=== Provided records ===
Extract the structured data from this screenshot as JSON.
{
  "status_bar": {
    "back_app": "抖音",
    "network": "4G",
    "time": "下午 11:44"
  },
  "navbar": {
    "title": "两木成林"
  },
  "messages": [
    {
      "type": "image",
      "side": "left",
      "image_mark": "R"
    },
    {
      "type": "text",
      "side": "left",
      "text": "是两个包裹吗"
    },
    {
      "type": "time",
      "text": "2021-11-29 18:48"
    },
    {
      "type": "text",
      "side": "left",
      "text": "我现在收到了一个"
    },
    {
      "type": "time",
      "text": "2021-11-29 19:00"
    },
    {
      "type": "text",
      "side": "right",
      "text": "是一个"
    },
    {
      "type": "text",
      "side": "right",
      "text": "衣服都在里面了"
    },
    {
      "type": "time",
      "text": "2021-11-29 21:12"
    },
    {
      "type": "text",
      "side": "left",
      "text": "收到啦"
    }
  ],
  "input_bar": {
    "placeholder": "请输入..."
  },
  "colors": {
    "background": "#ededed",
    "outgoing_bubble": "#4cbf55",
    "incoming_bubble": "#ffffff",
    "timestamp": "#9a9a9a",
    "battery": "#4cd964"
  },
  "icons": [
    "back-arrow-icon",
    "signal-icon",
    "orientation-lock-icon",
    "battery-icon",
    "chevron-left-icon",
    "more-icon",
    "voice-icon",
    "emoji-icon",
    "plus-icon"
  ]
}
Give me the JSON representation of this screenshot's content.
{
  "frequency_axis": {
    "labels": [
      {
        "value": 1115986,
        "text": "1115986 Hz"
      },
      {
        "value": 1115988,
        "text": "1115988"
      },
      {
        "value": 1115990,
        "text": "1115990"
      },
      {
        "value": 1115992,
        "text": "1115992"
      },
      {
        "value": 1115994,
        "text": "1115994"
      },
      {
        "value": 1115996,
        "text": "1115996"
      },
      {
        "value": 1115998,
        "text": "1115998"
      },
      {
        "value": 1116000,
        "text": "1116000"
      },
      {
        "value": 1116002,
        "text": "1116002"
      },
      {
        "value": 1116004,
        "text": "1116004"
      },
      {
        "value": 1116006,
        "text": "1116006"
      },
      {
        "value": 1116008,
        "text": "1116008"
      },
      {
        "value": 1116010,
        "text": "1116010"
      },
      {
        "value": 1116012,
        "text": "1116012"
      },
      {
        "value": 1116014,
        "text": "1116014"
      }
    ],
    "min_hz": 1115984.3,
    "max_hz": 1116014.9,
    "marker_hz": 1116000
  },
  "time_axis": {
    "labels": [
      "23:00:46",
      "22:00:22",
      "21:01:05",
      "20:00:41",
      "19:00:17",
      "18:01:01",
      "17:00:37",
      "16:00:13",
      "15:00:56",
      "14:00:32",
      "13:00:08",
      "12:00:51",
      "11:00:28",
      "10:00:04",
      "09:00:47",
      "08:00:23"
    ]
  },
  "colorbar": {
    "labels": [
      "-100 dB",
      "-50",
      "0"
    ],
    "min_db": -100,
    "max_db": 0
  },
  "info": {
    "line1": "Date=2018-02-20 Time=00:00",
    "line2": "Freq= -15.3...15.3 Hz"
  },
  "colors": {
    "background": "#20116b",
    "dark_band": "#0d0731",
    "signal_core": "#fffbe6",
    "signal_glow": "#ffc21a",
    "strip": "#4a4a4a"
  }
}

=== Exercise details ===
Determine how many lines of this listing contain "screenshot", and give only the number.

=== Task response ===
2